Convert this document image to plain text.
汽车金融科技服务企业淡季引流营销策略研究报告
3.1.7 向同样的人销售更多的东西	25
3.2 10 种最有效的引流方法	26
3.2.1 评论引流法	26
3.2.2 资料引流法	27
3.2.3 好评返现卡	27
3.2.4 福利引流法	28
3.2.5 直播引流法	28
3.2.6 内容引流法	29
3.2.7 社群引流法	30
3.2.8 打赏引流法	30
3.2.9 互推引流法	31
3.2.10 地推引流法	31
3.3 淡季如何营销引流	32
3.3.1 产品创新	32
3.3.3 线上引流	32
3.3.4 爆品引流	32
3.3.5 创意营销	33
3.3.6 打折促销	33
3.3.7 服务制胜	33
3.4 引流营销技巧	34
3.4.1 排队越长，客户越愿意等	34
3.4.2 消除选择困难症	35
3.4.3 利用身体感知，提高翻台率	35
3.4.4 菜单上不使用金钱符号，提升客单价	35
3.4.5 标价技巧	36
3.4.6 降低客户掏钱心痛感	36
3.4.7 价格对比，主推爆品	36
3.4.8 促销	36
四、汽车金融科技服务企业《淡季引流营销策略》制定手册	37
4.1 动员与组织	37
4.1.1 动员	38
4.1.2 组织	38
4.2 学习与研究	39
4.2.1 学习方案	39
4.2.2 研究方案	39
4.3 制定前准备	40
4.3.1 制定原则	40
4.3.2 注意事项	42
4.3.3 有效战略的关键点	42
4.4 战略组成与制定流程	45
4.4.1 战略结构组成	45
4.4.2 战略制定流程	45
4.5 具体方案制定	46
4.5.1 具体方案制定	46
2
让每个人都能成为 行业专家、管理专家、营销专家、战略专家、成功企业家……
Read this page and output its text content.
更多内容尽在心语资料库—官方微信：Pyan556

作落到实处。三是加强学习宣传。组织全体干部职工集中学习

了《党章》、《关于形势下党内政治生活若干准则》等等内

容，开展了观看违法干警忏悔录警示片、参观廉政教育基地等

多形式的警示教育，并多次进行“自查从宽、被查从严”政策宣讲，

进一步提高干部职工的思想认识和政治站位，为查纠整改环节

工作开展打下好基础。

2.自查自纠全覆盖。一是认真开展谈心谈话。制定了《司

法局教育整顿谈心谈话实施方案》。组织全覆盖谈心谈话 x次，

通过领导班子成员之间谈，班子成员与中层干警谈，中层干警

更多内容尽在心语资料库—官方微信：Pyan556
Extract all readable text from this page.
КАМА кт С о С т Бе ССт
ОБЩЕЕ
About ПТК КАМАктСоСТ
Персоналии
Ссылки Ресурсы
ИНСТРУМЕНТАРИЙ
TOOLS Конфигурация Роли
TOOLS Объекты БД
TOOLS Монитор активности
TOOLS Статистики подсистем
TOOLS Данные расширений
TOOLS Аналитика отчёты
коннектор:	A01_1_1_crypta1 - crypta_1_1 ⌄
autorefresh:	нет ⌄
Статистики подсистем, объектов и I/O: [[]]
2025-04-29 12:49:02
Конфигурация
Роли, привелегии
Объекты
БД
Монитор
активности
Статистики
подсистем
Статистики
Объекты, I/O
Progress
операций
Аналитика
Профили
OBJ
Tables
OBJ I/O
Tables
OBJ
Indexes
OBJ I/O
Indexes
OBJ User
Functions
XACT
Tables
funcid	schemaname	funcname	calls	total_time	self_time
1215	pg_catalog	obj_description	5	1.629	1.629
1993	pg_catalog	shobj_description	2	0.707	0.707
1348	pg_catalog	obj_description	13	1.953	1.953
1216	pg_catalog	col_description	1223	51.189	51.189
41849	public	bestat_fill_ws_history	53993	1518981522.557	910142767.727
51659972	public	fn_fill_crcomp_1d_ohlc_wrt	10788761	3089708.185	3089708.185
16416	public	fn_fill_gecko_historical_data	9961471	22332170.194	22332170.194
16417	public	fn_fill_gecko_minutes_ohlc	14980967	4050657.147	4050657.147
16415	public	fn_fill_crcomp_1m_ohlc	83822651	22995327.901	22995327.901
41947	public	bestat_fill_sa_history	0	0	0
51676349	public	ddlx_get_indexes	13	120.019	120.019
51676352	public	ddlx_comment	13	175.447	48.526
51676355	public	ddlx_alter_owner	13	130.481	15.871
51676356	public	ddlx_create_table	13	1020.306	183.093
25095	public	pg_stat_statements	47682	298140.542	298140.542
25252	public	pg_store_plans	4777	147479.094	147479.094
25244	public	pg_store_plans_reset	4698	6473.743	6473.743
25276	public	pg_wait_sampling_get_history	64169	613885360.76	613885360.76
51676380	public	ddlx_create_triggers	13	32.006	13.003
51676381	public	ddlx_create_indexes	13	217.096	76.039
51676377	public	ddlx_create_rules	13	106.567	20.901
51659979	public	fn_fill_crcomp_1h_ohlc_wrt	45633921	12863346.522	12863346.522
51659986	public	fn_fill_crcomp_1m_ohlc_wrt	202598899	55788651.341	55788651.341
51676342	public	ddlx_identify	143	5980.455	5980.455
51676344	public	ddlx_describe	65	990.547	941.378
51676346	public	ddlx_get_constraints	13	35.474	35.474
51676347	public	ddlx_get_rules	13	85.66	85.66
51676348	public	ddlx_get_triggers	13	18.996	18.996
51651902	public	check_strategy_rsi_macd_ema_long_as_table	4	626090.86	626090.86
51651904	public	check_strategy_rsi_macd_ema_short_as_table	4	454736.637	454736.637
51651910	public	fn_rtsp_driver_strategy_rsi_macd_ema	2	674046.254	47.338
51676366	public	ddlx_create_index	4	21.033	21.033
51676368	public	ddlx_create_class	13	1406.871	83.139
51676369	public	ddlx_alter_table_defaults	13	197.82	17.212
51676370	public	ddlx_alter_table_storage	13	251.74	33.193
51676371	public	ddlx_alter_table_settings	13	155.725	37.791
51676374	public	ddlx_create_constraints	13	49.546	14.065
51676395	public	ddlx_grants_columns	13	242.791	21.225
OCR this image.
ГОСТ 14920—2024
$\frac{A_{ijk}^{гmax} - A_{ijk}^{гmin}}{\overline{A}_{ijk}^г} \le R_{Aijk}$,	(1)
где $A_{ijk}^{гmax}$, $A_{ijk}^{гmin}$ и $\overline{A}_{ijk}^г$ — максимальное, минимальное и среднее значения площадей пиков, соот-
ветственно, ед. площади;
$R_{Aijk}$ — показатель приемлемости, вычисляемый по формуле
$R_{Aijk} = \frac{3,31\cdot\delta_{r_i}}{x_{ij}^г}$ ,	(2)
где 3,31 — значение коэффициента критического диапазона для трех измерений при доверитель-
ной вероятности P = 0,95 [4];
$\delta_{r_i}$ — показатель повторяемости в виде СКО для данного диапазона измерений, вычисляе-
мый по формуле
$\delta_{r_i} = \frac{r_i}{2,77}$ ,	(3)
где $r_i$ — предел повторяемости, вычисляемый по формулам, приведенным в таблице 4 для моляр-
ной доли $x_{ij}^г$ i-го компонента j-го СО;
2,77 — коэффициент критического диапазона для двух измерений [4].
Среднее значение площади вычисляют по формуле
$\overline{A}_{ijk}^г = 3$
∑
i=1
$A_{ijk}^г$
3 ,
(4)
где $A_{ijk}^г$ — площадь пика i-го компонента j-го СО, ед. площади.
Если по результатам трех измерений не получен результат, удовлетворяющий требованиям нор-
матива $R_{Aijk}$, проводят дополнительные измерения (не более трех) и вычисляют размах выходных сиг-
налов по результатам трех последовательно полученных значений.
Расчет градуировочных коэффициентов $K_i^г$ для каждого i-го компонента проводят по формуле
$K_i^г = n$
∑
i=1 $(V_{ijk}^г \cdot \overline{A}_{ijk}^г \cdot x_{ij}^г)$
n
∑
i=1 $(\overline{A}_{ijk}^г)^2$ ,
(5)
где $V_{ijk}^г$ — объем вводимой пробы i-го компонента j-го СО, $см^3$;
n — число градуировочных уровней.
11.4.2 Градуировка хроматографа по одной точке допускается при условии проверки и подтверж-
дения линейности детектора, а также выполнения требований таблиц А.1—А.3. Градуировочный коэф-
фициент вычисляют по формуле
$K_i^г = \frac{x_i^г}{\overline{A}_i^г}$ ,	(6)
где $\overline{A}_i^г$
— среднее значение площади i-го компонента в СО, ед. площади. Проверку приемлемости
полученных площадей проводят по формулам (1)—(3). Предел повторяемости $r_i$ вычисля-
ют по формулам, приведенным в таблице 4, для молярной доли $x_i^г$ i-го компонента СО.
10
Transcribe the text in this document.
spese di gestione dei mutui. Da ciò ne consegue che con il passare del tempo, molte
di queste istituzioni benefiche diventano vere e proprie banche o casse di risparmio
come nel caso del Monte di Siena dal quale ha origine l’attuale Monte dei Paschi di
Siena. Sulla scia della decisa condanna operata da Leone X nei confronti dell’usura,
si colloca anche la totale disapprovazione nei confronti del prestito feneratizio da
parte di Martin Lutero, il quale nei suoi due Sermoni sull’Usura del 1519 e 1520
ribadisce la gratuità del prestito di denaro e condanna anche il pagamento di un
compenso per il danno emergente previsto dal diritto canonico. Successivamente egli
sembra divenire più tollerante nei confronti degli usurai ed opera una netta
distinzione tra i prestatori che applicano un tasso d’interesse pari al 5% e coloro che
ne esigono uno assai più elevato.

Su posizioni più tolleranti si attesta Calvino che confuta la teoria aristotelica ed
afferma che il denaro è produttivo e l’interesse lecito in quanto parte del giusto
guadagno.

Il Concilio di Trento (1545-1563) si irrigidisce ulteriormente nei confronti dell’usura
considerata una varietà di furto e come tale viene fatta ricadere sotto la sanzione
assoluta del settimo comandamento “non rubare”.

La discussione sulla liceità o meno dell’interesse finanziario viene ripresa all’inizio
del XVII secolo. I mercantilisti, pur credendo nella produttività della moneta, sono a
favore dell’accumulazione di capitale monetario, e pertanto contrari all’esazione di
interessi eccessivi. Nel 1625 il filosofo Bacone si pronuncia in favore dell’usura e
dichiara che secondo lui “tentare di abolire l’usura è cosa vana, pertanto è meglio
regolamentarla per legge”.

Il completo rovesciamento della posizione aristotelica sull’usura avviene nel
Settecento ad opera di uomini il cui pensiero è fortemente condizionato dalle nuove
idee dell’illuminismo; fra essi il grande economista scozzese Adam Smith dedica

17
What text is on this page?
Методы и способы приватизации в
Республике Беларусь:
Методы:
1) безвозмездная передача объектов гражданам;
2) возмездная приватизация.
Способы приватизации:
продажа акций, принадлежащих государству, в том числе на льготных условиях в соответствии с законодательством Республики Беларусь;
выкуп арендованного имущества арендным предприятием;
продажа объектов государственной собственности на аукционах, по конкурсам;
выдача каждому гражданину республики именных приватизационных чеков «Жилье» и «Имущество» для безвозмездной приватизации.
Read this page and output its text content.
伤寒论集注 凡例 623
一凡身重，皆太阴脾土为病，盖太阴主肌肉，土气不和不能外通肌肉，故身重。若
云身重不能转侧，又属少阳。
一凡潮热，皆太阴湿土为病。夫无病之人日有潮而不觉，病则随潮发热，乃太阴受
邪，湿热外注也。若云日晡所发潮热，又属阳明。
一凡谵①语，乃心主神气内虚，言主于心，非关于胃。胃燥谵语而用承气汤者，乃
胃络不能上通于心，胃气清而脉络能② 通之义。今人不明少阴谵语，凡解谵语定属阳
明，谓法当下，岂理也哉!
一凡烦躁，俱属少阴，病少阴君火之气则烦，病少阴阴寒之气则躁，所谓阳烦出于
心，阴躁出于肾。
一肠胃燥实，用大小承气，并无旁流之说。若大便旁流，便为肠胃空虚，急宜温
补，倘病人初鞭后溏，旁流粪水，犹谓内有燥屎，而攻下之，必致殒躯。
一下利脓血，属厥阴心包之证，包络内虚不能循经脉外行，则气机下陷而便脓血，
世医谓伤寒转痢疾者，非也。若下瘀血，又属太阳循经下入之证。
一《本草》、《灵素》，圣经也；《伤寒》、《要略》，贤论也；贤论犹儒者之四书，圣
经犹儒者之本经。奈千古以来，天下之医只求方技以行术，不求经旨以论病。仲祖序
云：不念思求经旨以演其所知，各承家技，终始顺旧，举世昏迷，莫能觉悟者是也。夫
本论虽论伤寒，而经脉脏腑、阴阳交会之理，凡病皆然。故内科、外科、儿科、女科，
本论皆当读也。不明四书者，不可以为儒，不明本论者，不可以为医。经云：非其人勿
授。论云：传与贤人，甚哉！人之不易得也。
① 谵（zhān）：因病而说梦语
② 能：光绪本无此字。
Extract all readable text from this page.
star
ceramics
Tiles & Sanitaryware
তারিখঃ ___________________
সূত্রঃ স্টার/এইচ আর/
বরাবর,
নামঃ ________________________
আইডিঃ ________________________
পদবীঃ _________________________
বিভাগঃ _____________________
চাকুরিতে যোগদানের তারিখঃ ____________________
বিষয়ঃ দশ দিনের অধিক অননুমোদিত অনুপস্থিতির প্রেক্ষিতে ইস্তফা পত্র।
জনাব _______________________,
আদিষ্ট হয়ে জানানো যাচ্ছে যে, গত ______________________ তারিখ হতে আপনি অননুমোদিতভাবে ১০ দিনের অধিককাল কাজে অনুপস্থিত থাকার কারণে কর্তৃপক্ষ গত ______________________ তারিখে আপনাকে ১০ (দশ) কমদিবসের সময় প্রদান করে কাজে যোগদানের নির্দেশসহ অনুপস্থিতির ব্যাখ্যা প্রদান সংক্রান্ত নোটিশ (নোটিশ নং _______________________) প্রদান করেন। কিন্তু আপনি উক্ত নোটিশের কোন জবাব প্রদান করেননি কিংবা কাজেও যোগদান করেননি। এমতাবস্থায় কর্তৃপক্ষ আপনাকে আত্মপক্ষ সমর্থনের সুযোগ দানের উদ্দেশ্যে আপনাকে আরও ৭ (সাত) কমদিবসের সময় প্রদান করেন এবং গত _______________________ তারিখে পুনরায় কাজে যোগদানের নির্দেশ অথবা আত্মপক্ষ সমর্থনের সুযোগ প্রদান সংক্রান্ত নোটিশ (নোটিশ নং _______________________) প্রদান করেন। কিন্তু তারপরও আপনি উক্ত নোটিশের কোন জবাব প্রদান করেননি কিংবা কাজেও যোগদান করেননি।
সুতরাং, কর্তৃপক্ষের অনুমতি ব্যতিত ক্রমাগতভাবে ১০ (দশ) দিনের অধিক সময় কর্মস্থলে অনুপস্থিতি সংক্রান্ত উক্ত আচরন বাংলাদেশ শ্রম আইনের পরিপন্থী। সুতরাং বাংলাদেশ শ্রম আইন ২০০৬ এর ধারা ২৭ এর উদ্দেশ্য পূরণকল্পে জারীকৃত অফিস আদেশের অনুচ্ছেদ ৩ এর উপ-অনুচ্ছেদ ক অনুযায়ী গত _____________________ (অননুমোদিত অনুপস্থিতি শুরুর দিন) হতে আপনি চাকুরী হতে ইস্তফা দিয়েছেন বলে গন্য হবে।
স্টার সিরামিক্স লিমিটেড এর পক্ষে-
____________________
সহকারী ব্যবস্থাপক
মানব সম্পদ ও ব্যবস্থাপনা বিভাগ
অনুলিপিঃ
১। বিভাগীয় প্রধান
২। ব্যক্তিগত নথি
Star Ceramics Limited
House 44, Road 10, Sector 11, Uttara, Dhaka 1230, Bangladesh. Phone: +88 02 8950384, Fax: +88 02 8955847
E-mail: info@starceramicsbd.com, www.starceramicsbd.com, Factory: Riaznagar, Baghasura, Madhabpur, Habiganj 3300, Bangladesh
··········
> The problem
Report how many lines above hold the string "гmin", giving nothing but the number.

> Response
2